### Exercise:
Omit all pictures. Copy the rest of the material exactly.

━━━━━ Dataset extract

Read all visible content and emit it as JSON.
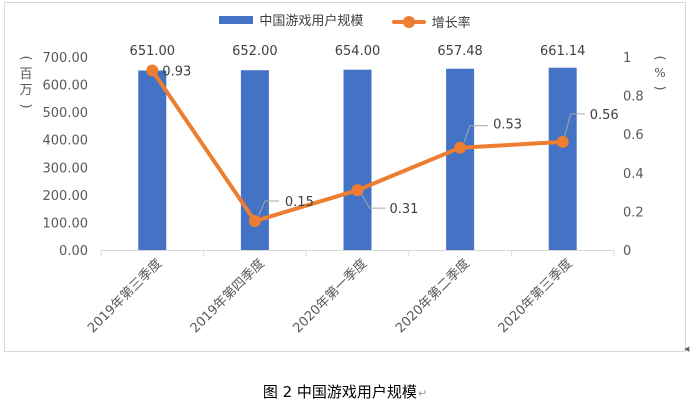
{
  "chart_data": {
    "type": "bar+line",
    "categories": [
      "2019年第三季度",
      "2019年第四季度",
      "2020年第一季度",
      "2020年第二季度",
      "2020年第三季度"
    ],
    "series": [
      {
        "name": "中国游戏用户规模",
        "type": "bar",
        "axis": "left",
        "color": "#4472C4",
        "values": [
          651.0,
          652.0,
          654.0,
          657.48,
          661.14
        ],
        "labels": [
          "651.00",
          "652.00",
          "654.00",
          "657.48",
          "661.14"
        ]
      },
      {
        "name": "增长率",
        "type": "line",
        "axis": "right",
        "color": "#ED7D31",
        "values": [
          0.93,
          0.15,
          0.31,
          0.53,
          0.56
        ],
        "labels": [
          "0.93",
          "0.15",
          "0.31",
          "0.53",
          "0.56"
        ]
      }
    ],
    "y_left": {
      "label": "（百万）",
      "ylim": [
        0,
        700
      ],
      "ticks": [
        "0.00",
        "100.00",
        "200.00",
        "300.00",
        "400.00",
        "500.00",
        "600.00",
        "700.00"
      ]
    },
    "y_right": {
      "label": "（%）",
      "ylim": [
        0,
        1
      ],
      "ticks": [
        "0",
        "0.2",
        "0.4",
        "0.6",
        "0.8",
        "1"
      ]
    },
    "legend_position": "top-center",
    "grid": false
  },
  "caption": "图 2 中国游戏用户规模",
  "caption_mark": "↵"
}
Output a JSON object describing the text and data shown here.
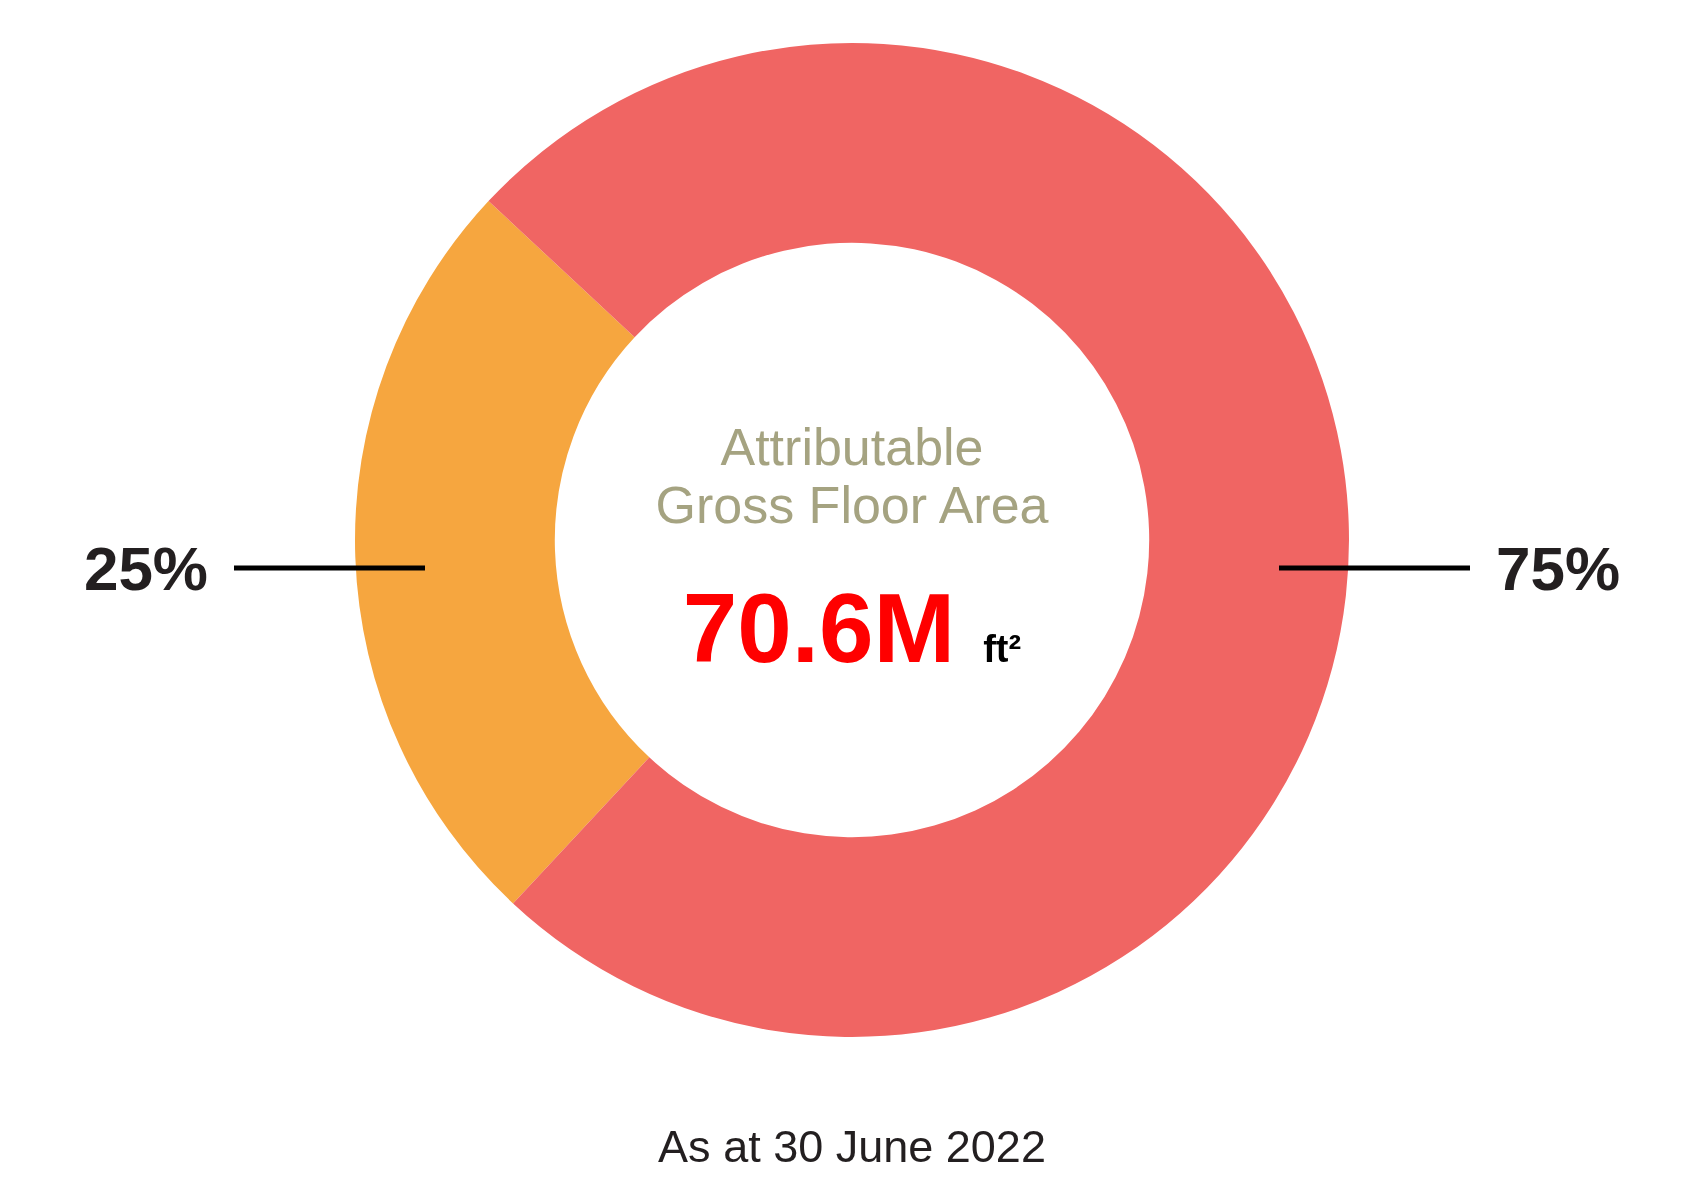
{
  "chart_data": {
    "type": "donut",
    "title": "Attributable Gross Floor Area",
    "subtitle": "70.6M ft²",
    "categories": [
      null,
      null
    ],
    "values": [
      25,
      75
    ],
    "colors": [
      "#f6a63f",
      "#f06563"
    ],
    "value_labels": [
      "25%",
      "75%"
    ],
    "annotations": [
      "As at 30 June 2022"
    ]
  }
}
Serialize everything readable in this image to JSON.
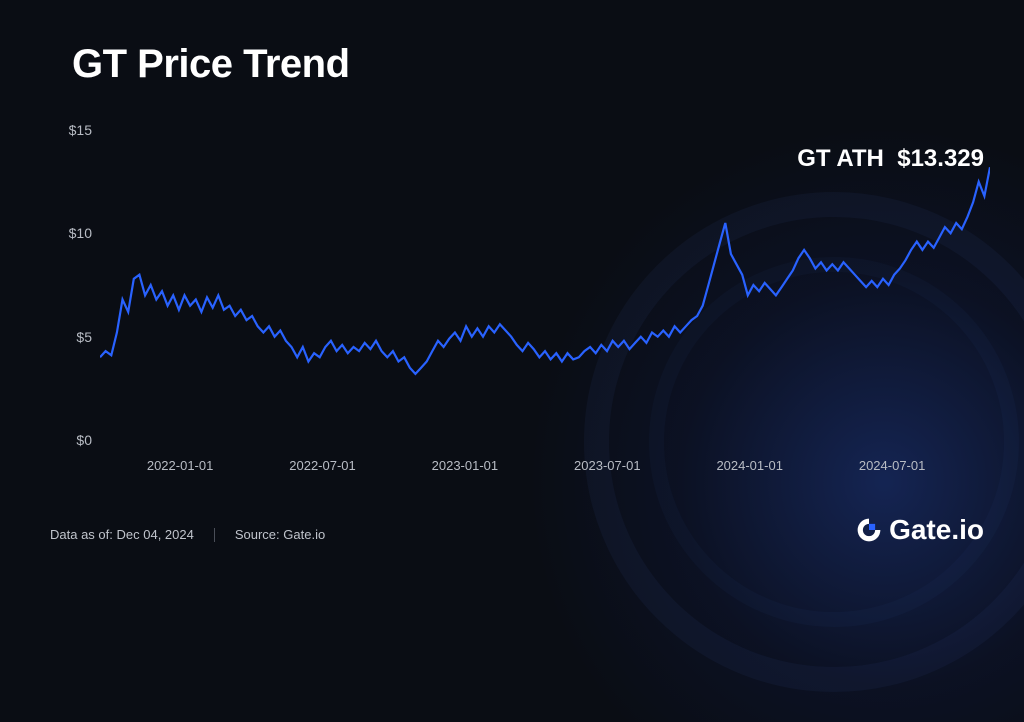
{
  "title": "GT Price Trend",
  "ath_label": "GT ATH",
  "ath_value": "$13.329",
  "footer": {
    "data_as_of_label": "Data as of:",
    "data_as_of_value": "Dec 04, 2024",
    "source_label": "Source:",
    "source_value": "Gate.io"
  },
  "logo_text": "Gate.io",
  "chart": {
    "type": "line",
    "line_color": "#2962ff",
    "line_width": 2.2,
    "background_color": "#0a0d14",
    "text_color": "#b8bcc4",
    "title_fontsize": 40,
    "tick_fontsize": 13,
    "ath_fontsize": 24,
    "ylim": [
      0,
      15
    ],
    "yticks": [
      0,
      5,
      10,
      15
    ],
    "ytick_labels": [
      "$0",
      "$5",
      "$10",
      "$15"
    ],
    "xtick_labels": [
      "2022-01-01",
      "2022-07-01",
      "2023-01-01",
      "2023-07-01",
      "2024-01-01",
      "2024-07-01"
    ],
    "xtick_positions": [
      0.09,
      0.25,
      0.41,
      0.57,
      0.73,
      0.89
    ],
    "series": [
      4.0,
      4.3,
      4.1,
      5.2,
      6.8,
      6.2,
      7.8,
      8.0,
      7.0,
      7.5,
      6.8,
      7.2,
      6.5,
      7.0,
      6.3,
      7.0,
      6.5,
      6.8,
      6.2,
      6.9,
      6.4,
      7.0,
      6.3,
      6.5,
      6.0,
      6.3,
      5.8,
      6.0,
      5.5,
      5.2,
      5.5,
      5.0,
      5.3,
      4.8,
      4.5,
      4.0,
      4.5,
      3.8,
      4.2,
      4.0,
      4.5,
      4.8,
      4.3,
      4.6,
      4.2,
      4.5,
      4.3,
      4.7,
      4.4,
      4.8,
      4.3,
      4.0,
      4.3,
      3.8,
      4.0,
      3.5,
      3.2,
      3.5,
      3.8,
      4.3,
      4.8,
      4.5,
      4.9,
      5.2,
      4.8,
      5.5,
      5.0,
      5.4,
      5.0,
      5.5,
      5.2,
      5.6,
      5.3,
      5.0,
      4.6,
      4.3,
      4.7,
      4.4,
      4.0,
      4.3,
      3.9,
      4.2,
      3.8,
      4.2,
      3.9,
      4.0,
      4.3,
      4.5,
      4.2,
      4.6,
      4.3,
      4.8,
      4.5,
      4.8,
      4.4,
      4.7,
      5.0,
      4.7,
      5.2,
      5.0,
      5.3,
      5.0,
      5.5,
      5.2,
      5.5,
      5.8,
      6.0,
      6.5,
      7.5,
      8.5,
      9.5,
      10.5,
      9.0,
      8.5,
      8.0,
      7.0,
      7.5,
      7.2,
      7.6,
      7.3,
      7.0,
      7.4,
      7.8,
      8.2,
      8.8,
      9.2,
      8.8,
      8.3,
      8.6,
      8.2,
      8.5,
      8.2,
      8.6,
      8.3,
      8.0,
      7.7,
      7.4,
      7.7,
      7.4,
      7.8,
      7.5,
      8.0,
      8.3,
      8.7,
      9.2,
      9.6,
      9.2,
      9.6,
      9.3,
      9.8,
      10.3,
      10.0,
      10.5,
      10.2,
      10.8,
      11.5,
      12.5,
      11.8,
      13.2
    ]
  }
}
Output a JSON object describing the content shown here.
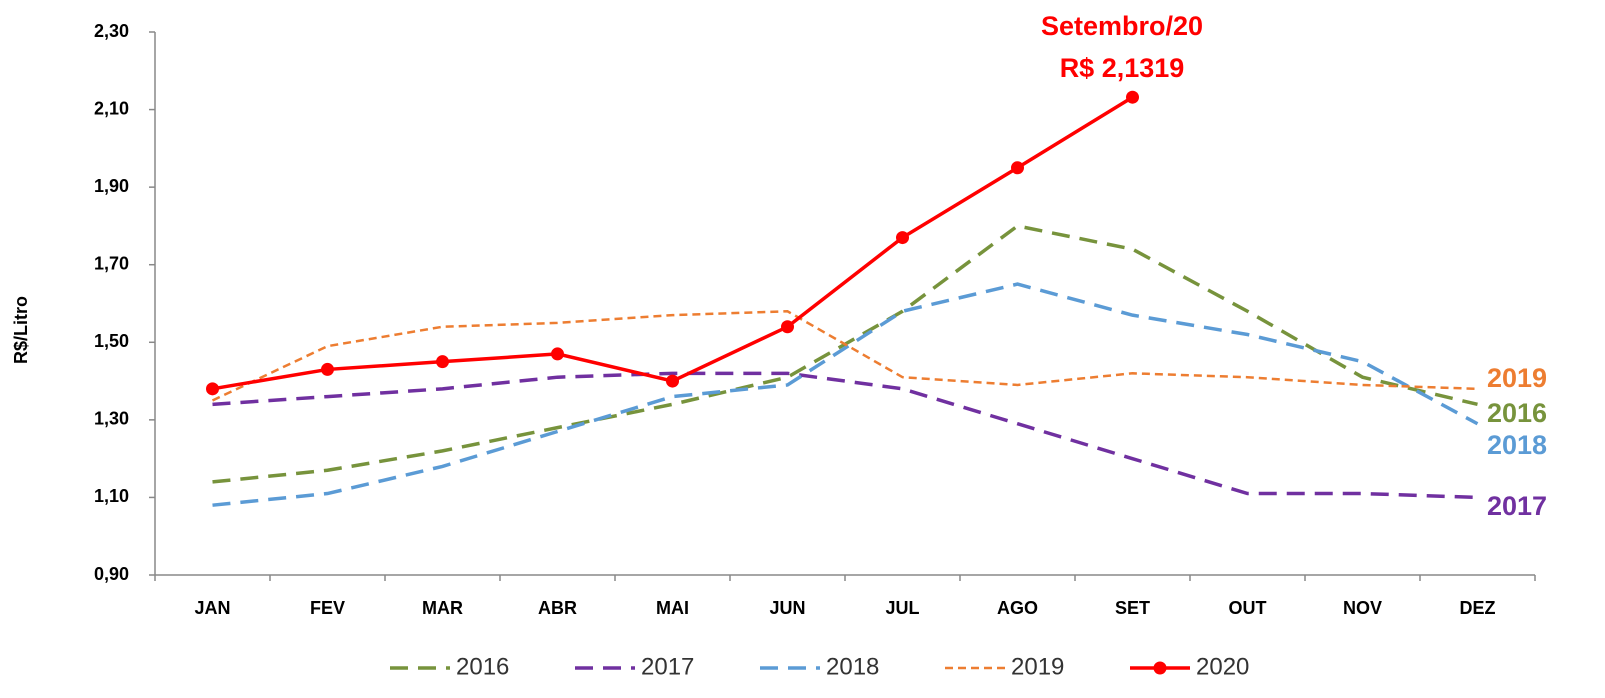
{
  "chart_data": {
    "type": "line",
    "y_label": "R$/Litro",
    "annotation": [
      "Setembro/20",
      "R$ 2,1319"
    ],
    "categories": [
      "JAN",
      "FEV",
      "MAR",
      "ABR",
      "MAI",
      "JUN",
      "JUL",
      "AGO",
      "SET",
      "OUT",
      "NOV",
      "DEZ"
    ],
    "series": [
      {
        "name": "2016",
        "color": "#77933c",
        "values": [
          1.14,
          1.17,
          1.22,
          1.28,
          1.34,
          1.41,
          1.58,
          1.8,
          1.74,
          1.58,
          1.41,
          1.34
        ]
      },
      {
        "name": "2017",
        "color": "#7030a0",
        "values": [
          1.34,
          1.36,
          1.38,
          1.41,
          1.42,
          1.42,
          1.38,
          1.29,
          1.2,
          1.11,
          1.11,
          1.1
        ]
      },
      {
        "name": "2018",
        "color": "#5b9bd5",
        "values": [
          1.08,
          1.11,
          1.18,
          1.27,
          1.36,
          1.39,
          1.58,
          1.65,
          1.57,
          1.52,
          1.45,
          1.29
        ]
      },
      {
        "name": "2019",
        "color": "#ed7d31",
        "values": [
          1.35,
          1.49,
          1.54,
          1.55,
          1.57,
          1.58,
          1.41,
          1.39,
          1.42,
          1.41,
          1.39,
          1.38
        ]
      },
      {
        "name": "2020",
        "color": "#ff0000",
        "values": [
          1.38,
          1.43,
          1.45,
          1.47,
          1.4,
          1.54,
          1.77,
          1.95,
          2.1319,
          null,
          null,
          null
        ]
      }
    ],
    "ylim": [
      0.9,
      2.3
    ],
    "yticks": [
      {
        "value": 0.9,
        "label": "0,90"
      },
      {
        "value": 1.1,
        "label": "1,10"
      },
      {
        "value": 1.3,
        "label": "1,30"
      },
      {
        "value": 1.5,
        "label": "1,50"
      },
      {
        "value": 1.7,
        "label": "1,70"
      },
      {
        "value": 1.9,
        "label": "1,90"
      },
      {
        "value": 2.1,
        "label": "2,10"
      },
      {
        "value": 2.3,
        "label": "2,30"
      }
    ],
    "legend": "bottom"
  }
}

━━━━━━━━━━

### Task answer:
Read all visible content and emit it as JSON.
{
  "chart_data": {
    "type": "bar+line",
    "categories": [
      "2019年第三季度",
      "2019年第四季度",
      "2020年第一季度",
      "2020年第二季度",
      "2020年第三季度"
    ],
    "series": [
      {
        "name": "中国游戏用户规模",
        "type": "bar",
        "axis": "left",
        "color": "#4472C4",
        "values": [
          651.0,
          652.0,
          654.0,
          657.48,
          661.14
        ],
        "labels": [
          "651.00",
          "652.00",
          "654.00",
          "657.48",
          "661.14"
        ]
      },
      {
        "name": "增长率",
        "type": "line",
        "axis": "right",
        "color": "#ED7D31",
        "values": [
          0.93,
          0.15,
          0.31,
          0.53,
          0.56
        ],
        "labels": [
          "0.93",
          "0.15",
          "0.31",
          "0.53",
          "0.56"
        ]
      }
    ],
    "y_left": {
      "label": "（百万）",
      "ylim": [
        0,
        700
      ],
      "ticks": [
        "0.00",
        "100.00",
        "200.00",
        "300.00",
        "400.00",
        "500.00",
        "600.00",
        "700.00"
      ]
    },
    "y_right": {
      "label": "（%）",
      "ylim": [
        0,
        1
      ],
      "ticks": [
        "0",
        "0.2",
        "0.4",
        "0.6",
        "0.8",
        "1"
      ]
    },
    "legend_position": "top-center",
    "grid": false
  },
  "caption": "图 2 中国游戏用户规模",
  "caption_mark": "↵"
}
Output a JSON object describing the text and data shown here.
{
  "chart_data": {
    "type": "donut",
    "title": "Attributable Gross Floor Area",
    "subtitle": "70.6M ft²",
    "categories": [
      null,
      null
    ],
    "values": [
      25,
      75
    ],
    "colors": [
      "#f6a63f",
      "#f06563"
    ],
    "value_labels": [
      "25%",
      "75%"
    ],
    "annotations": [
      "As at 30 June 2022"
    ]
  }
}
Serialize everything readable in this image to JSON.
{
  "title": "GT Price Trend",
  "ath_label": "GT ATH",
  "ath_value": "$13.329",
  "footer": {
    "data_as_of_label": "Data as of:",
    "data_as_of_value": "Dec 04, 2024",
    "source_label": "Source:",
    "source_value": "Gate.io"
  },
  "logo_text": "Gate.io",
  "chart": {
    "type": "line",
    "line_color": "#2962ff",
    "line_width": 2.2,
    "background_color": "#0a0d14",
    "text_color": "#b8bcc4",
    "title_fontsize": 40,
    "tick_fontsize": 13,
    "ath_fontsize": 24,
    "ylim": [
      0,
      15
    ],
    "yticks": [
      0,
      5,
      10,
      15
    ],
    "ytick_labels": [
      "$0",
      "$5",
      "$10",
      "$15"
    ],
    "xtick_labels": [
      "2022-01-01",
      "2022-07-01",
      "2023-01-01",
      "2023-07-01",
      "2024-01-01",
      "2024-07-01"
    ],
    "xtick_positions": [
      0.09,
      0.25,
      0.41,
      0.57,
      0.73,
      0.89
    ],
    "series": [
      4.0,
      4.3,
      4.1,
      5.2,
      6.8,
      6.2,
      7.8,
      8.0,
      7.0,
      7.5,
      6.8,
      7.2,
      6.5,
      7.0,
      6.3,
      7.0,
      6.5,
      6.8,
      6.2,
      6.9,
      6.4,
      7.0,
      6.3,
      6.5,
      6.0,
      6.3,
      5.8,
      6.0,
      5.5,
      5.2,
      5.5,
      5.0,
      5.3,
      4.8,
      4.5,
      4.0,
      4.5,
      3.8,
      4.2,
      4.0,
      4.5,
      4.8,
      4.3,
      4.6,
      4.2,
      4.5,
      4.3,
      4.7,
      4.4,
      4.8,
      4.3,
      4.0,
      4.3,
      3.8,
      4.0,
      3.5,
      3.2,
      3.5,
      3.8,
      4.3,
      4.8,
      4.5,
      4.9,
      5.2,
      4.8,
      5.5,
      5.0,
      5.4,
      5.0,
      5.5,
      5.2,
      5.6,
      5.3,
      5.0,
      4.6,
      4.3,
      4.7,
      4.4,
      4.0,
      4.3,
      3.9,
      4.2,
      3.8,
      4.2,
      3.9,
      4.0,
      4.3,
      4.5,
      4.2,
      4.6,
      4.3,
      4.8,
      4.5,
      4.8,
      4.4,
      4.7,
      5.0,
      4.7,
      5.2,
      5.0,
      5.3,
      5.0,
      5.5,
      5.2,
      5.5,
      5.8,
      6.0,
      6.5,
      7.5,
      8.5,
      9.5,
      10.5,
      9.0,
      8.5,
      8.0,
      7.0,
      7.5,
      7.2,
      7.6,
      7.3,
      7.0,
      7.4,
      7.8,
      8.2,
      8.8,
      9.2,
      8.8,
      8.3,
      8.6,
      8.2,
      8.5,
      8.2,
      8.6,
      8.3,
      8.0,
      7.7,
      7.4,
      7.7,
      7.4,
      7.8,
      7.5,
      8.0,
      8.3,
      8.7,
      9.2,
      9.6,
      9.2,
      9.6,
      9.3,
      9.8,
      10.3,
      10.0,
      10.5,
      10.2,
      10.8,
      11.5,
      12.5,
      11.8,
      13.2
    ]
  }
}
Output a JSON object describing the content shown here.
{
  "chart_data": {
    "type": "line",
    "y_label": "R$/Litro",
    "annotation": [
      "Setembro/20",
      "R$ 2,1319"
    ],
    "categories": [
      "JAN",
      "FEV",
      "MAR",
      "ABR",
      "MAI",
      "JUN",
      "JUL",
      "AGO",
      "SET",
      "OUT",
      "NOV",
      "DEZ"
    ],
    "series": [
      {
        "name": "2016",
        "color": "#77933c",
        "values": [
          1.14,
          1.17,
          1.22,
          1.28,
          1.34,
          1.41,
          1.58,
          1.8,
          1.74,
          1.58,
          1.41,
          1.34
        ]
      },
      {
        "name": "2017",
        "color": "#7030a0",
        "values": [
          1.34,
          1.36,
          1.38,
          1.41,
          1.42,
          1.42,
          1.38,
          1.29,
          1.2,
          1.11,
          1.11,
          1.1
        ]
      },
      {
        "name": "2018",
        "color": "#5b9bd5",
        "values": [
          1.08,
          1.11,
          1.18,
          1.27,
          1.36,
          1.39,
          1.58,
          1.65,
          1.57,
          1.52,
          1.45,
          1.29
        ]
      },
      {
        "name": "2019",
        "color": "#ed7d31",
        "values": [
          1.35,
          1.49,
          1.54,
          1.55,
          1.57,
          1.58,
          1.41,
          1.39,
          1.42,
          1.41,
          1.39,
          1.38
        ]
      },
      {
        "name": "2020",
        "color": "#ff0000",
        "values": [
          1.38,
          1.43,
          1.45,
          1.47,
          1.4,
          1.54,
          1.77,
          1.95,
          2.1319,
          null,
          null,
          null
        ]
      }
    ],
    "ylim": [
      0.9,
      2.3
    ],
    "yticks": [
      {
        "value": 0.9,
        "label": "0,90"
      },
      {
        "value": 1.1,
        "label": "1,10"
      },
      {
        "value": 1.3,
        "label": "1,30"
      },
      {
        "value": 1.5,
        "label": "1,50"
      },
      {
        "value": 1.7,
        "label": "1,70"
      },
      {
        "value": 1.9,
        "label": "1,90"
      },
      {
        "value": 2.1,
        "label": "2,10"
      },
      {
        "value": 2.3,
        "label": "2,30"
      }
    ],
    "legend": "bottom"
  }
}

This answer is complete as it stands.